• To be done: Write out every line below that includes the word "content".
==== Task inputs
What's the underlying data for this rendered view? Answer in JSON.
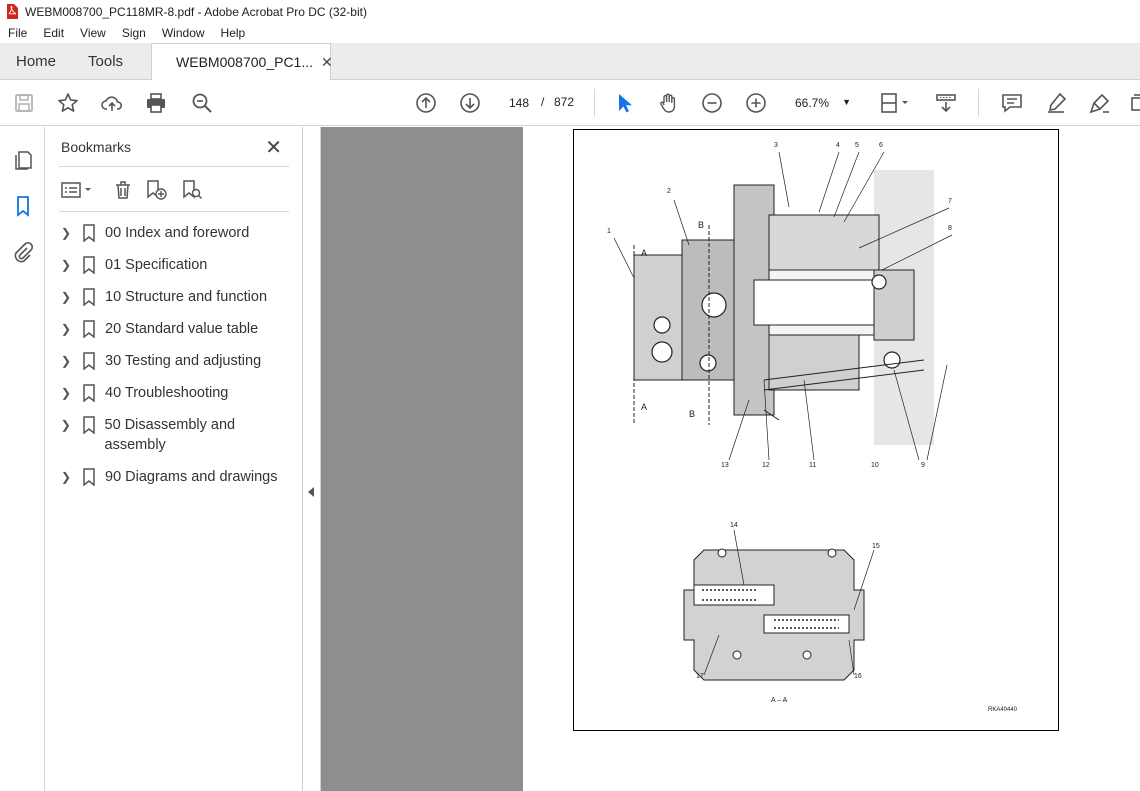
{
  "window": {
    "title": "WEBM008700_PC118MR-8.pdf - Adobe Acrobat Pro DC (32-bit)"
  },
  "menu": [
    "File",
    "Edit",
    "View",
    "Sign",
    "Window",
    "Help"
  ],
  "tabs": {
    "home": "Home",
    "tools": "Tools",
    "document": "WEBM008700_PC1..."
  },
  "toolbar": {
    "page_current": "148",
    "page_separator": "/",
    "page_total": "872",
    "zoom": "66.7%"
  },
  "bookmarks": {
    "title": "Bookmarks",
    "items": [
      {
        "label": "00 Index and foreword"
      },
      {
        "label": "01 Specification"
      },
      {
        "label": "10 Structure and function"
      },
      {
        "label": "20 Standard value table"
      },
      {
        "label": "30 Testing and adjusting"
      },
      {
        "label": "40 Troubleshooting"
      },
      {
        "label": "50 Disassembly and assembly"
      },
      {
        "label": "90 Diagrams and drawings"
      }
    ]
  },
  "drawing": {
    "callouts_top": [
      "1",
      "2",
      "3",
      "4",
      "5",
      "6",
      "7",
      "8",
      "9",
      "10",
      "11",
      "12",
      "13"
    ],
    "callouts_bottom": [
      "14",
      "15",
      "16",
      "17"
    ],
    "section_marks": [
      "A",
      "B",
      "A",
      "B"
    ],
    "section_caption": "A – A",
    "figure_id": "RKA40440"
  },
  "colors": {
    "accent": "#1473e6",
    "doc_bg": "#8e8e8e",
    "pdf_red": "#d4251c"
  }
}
========
==== Task inputs
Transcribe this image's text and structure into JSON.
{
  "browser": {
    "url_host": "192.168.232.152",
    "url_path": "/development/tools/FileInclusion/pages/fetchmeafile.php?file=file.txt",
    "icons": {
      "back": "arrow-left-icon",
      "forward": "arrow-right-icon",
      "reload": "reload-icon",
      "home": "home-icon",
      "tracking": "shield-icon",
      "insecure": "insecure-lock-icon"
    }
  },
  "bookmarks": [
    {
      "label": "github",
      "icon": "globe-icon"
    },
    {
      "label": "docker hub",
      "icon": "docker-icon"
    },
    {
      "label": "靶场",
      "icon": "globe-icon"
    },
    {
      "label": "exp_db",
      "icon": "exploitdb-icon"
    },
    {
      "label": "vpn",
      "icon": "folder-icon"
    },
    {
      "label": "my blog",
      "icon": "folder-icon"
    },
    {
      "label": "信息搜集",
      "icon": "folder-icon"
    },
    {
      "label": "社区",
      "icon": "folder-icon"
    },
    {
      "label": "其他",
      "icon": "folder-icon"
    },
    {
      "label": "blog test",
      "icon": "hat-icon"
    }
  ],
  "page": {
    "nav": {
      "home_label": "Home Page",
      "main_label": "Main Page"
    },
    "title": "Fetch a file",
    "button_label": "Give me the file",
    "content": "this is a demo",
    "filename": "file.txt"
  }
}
========
==== Task inputs
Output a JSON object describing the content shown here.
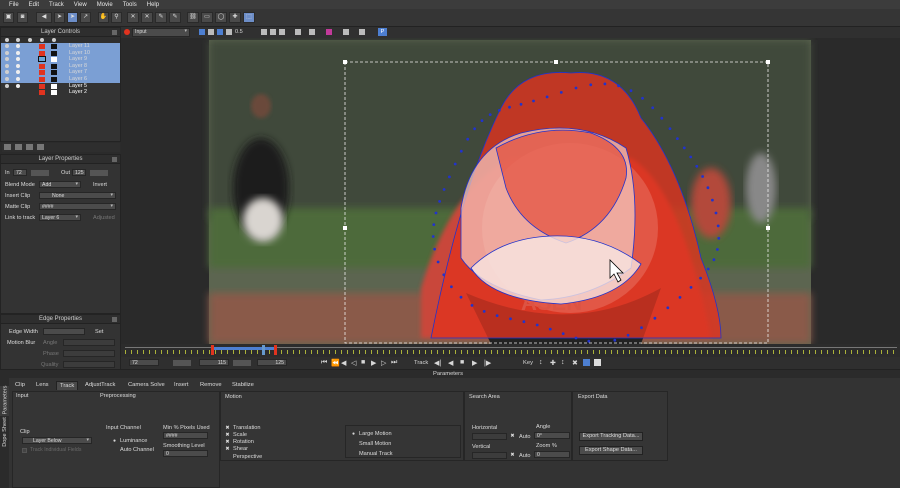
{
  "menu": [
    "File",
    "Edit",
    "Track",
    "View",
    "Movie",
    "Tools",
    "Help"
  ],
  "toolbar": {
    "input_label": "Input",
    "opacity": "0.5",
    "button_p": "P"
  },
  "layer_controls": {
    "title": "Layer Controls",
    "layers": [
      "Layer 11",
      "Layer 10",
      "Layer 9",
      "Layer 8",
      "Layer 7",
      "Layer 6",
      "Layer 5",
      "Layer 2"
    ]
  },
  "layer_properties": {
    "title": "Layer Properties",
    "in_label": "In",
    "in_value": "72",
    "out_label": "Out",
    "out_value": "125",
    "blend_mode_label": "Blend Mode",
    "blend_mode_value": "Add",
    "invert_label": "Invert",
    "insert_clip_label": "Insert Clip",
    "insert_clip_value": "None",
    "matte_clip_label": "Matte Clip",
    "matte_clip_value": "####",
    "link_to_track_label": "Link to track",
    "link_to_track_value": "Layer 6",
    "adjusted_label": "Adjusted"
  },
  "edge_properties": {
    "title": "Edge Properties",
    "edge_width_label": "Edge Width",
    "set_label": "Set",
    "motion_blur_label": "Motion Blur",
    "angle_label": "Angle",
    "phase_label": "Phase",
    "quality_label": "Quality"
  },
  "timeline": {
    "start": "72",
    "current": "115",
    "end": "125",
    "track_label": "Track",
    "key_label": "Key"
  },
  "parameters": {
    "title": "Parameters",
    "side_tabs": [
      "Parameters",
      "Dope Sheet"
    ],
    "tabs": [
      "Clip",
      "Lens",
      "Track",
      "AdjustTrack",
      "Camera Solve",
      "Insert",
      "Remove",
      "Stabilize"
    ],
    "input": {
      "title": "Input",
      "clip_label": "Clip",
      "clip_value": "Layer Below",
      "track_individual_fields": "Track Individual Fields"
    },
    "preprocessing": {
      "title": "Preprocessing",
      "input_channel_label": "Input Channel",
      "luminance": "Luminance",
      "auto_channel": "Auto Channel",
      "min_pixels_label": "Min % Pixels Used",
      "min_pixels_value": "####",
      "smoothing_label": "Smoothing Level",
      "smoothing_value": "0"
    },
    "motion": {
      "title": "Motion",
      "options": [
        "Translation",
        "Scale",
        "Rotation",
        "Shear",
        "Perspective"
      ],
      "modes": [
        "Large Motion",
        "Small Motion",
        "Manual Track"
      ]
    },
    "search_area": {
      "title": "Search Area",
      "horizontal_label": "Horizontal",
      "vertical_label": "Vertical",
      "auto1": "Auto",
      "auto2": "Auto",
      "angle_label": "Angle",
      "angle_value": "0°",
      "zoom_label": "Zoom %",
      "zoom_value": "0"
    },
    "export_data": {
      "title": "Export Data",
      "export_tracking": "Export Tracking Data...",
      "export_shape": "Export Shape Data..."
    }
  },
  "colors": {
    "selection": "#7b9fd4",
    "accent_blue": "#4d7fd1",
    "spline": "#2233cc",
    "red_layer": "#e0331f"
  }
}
========
• Answer to the problem:
    "content": "this is a demo",
Output a JSON object describing the content shown here.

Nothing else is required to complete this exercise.